◆ Task directions:
Write out the whole listing, matching it exactly.

## begin Exercise inputs

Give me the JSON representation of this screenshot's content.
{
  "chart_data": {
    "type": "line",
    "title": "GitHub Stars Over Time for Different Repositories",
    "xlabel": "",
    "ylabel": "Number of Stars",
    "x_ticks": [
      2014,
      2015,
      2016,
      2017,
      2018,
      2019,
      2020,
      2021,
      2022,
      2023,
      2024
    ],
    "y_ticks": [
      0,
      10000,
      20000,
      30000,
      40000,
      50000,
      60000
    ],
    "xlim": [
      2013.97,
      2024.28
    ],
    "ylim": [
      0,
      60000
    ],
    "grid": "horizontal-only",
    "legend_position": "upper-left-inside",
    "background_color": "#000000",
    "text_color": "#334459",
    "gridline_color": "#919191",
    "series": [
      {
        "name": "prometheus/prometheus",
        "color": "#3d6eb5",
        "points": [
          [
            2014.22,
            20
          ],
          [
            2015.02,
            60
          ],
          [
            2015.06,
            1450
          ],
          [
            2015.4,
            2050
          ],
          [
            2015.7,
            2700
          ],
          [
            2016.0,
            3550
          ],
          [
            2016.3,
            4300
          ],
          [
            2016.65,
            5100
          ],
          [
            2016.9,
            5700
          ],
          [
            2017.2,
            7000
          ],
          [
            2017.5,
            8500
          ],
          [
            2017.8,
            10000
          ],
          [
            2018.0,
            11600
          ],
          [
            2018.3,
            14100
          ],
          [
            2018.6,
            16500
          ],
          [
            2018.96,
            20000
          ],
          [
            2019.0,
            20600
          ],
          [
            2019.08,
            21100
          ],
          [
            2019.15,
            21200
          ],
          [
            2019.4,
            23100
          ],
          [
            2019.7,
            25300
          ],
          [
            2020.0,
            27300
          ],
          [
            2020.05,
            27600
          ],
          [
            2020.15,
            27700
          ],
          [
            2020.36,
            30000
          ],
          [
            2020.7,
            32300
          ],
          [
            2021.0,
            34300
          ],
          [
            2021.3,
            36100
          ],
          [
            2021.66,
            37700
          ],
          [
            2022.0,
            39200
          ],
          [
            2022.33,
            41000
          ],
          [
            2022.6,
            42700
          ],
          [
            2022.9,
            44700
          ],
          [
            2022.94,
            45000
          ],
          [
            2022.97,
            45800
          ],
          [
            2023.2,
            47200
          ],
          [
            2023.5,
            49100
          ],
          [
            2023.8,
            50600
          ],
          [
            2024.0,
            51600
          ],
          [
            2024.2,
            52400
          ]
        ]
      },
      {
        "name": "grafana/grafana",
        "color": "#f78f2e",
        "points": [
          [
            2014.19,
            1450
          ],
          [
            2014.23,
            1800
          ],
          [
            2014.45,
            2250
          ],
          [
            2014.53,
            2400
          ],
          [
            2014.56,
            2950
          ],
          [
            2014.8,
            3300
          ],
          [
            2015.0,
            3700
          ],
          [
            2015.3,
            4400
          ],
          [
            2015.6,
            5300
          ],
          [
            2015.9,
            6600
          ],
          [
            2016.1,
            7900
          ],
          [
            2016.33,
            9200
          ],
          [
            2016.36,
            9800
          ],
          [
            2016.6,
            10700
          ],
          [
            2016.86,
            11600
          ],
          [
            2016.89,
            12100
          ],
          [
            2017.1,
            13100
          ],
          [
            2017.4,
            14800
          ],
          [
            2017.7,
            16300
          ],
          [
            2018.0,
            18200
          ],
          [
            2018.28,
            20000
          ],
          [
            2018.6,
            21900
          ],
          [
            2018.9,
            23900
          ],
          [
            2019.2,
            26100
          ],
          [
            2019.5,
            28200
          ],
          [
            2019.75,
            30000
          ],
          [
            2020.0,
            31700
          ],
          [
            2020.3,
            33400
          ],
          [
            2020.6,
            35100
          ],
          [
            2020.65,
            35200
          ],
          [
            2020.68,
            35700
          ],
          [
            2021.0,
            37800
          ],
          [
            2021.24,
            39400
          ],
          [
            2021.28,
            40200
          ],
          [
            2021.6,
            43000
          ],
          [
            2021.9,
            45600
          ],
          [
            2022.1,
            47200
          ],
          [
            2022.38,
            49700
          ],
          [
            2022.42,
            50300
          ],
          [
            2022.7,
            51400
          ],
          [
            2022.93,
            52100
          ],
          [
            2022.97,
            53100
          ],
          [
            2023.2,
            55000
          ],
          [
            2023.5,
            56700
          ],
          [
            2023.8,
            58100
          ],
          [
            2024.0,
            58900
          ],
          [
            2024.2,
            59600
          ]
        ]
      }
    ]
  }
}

## end Exercise inputs

◆ Output for this exercise:
Give me the JSON representation of this screenshot's content.
{
  "chart_data": {
    "type": "line",
    "title": "GitHub Stars Over Time for Different Repositories",
    "xlabel": "",
    "ylabel": "Number of Stars",
    "x_ticks": [
      2014,
      2015,
      2016,
      2017,
      2018,
      2019,
      2020,
      2021,
      2022,
      2023,
      2024
    ],
    "y_ticks": [
      0,
      10000,
      20000,
      30000,
      40000,
      50000,
      60000
    ],
    "xlim": [
      2013.97,
      2024.28
    ],
    "ylim": [
      0,
      60000
    ],
    "grid": "horizontal-only",
    "legend_position": "upper-left-inside",
    "background_color": "#000000",
    "text_color": "#334459",
    "gridline_color": "#919191",
    "series": [
      {
        "name": "prometheus/prometheus",
        "color": "#3d6eb5",
        "points": [
          [
            2014.22,
            20
          ],
          [
            2015.02,
            60
          ],
          [
            2015.06,
            1450
          ],
          [
            2015.4,
            2050
          ],
          [
            2015.7,
            2700
          ],
          [
            2016.0,
            3550
          ],
          [
            2016.3,
            4300
          ],
          [
            2016.65,
            5100
          ],
          [
            2016.9,
            5700
          ],
          [
            2017.2,
            7000
          ],
          [
            2017.5,
            8500
          ],
          [
            2017.8,
            10000
          ],
          [
            2018.0,
            11600
          ],
          [
            2018.3,
            14100
          ],
          [
            2018.6,
            16500
          ],
          [
            2018.96,
            20000
          ],
          [
            2019.0,
            20600
          ],
          [
            2019.08,
            21100
          ],
          [
            2019.15,
            21200
          ],
          [
            2019.4,
            23100
          ],
          [
            2019.7,
            25300
          ],
          [
            2020.0,
            27300
          ],
          [
            2020.05,
            27600
          ],
          [
            2020.15,
            27700
          ],
          [
            2020.36,
            30000
          ],
          [
            2020.7,
            32300
          ],
          [
            2021.0,
            34300
          ],
          [
            2021.3,
            36100
          ],
          [
            2021.66,
            37700
          ],
          [
            2022.0,
            39200
          ],
          [
            2022.33,
            41000
          ],
          [
            2022.6,
            42700
          ],
          [
            2022.9,
            44700
          ],
          [
            2022.94,
            45000
          ],
          [
            2022.97,
            45800
          ],
          [
            2023.2,
            47200
          ],
          [
            2023.5,
            49100
          ],
          [
            2023.8,
            50600
          ],
          [
            2024.0,
            51600
          ],
          [
            2024.2,
            52400
          ]
        ]
      },
      {
        "name": "grafana/grafana",
        "color": "#f78f2e",
        "points": [
          [
            2014.19,
            1450
          ],
          [
            2014.23,
            1800
          ],
          [
            2014.45,
            2250
          ],
          [
            2014.53,
            2400
          ],
          [
            2014.56,
            2950
          ],
          [
            2014.8,
            3300
          ],
          [
            2015.0,
            3700
          ],
          [
            2015.3,
            4400
          ],
          [
            2015.6,
            5300
          ],
          [
            2015.9,
            6600
          ],
          [
            2016.1,
            7900
          ],
          [
            2016.33,
            9200
          ],
          [
            2016.36,
            9800
          ],
          [
            2016.6,
            10700
          ],
          [
            2016.86,
            11600
          ],
          [
            2016.89,
            12100
          ],
          [
            2017.1,
            13100
          ],
          [
            2017.4,
            14800
          ],
          [
            2017.7,
            16300
          ],
          [
            2018.0,
            18200
          ],
          [
            2018.28,
            20000
          ],
          [
            2018.6,
            21900
          ],
          [
            2018.9,
            23900
          ],
          [
            2019.2,
            26100
          ],
          [
            2019.5,
            28200
          ],
          [
            2019.75,
            30000
          ],
          [
            2020.0,
            31700
          ],
          [
            2020.3,
            33400
          ],
          [
            2020.6,
            35100
          ],
          [
            2020.65,
            35200
          ],
          [
            2020.68,
            35700
          ],
          [
            2021.0,
            37800
          ],
          [
            2021.24,
            39400
          ],
          [
            2021.28,
            40200
          ],
          [
            2021.6,
            43000
          ],
          [
            2021.9,
            45600
          ],
          [
            2022.1,
            47200
          ],
          [
            2022.38,
            49700
          ],
          [
            2022.42,
            50300
          ],
          [
            2022.7,
            51400
          ],
          [
            2022.93,
            52100
          ],
          [
            2022.97,
            53100
          ],
          [
            2023.2,
            55000
          ],
          [
            2023.5,
            56700
          ],
          [
            2023.8,
            58100
          ],
          [
            2024.0,
            58900
          ],
          [
            2024.2,
            59600
          ]
        ]
      }
    ]
  }
}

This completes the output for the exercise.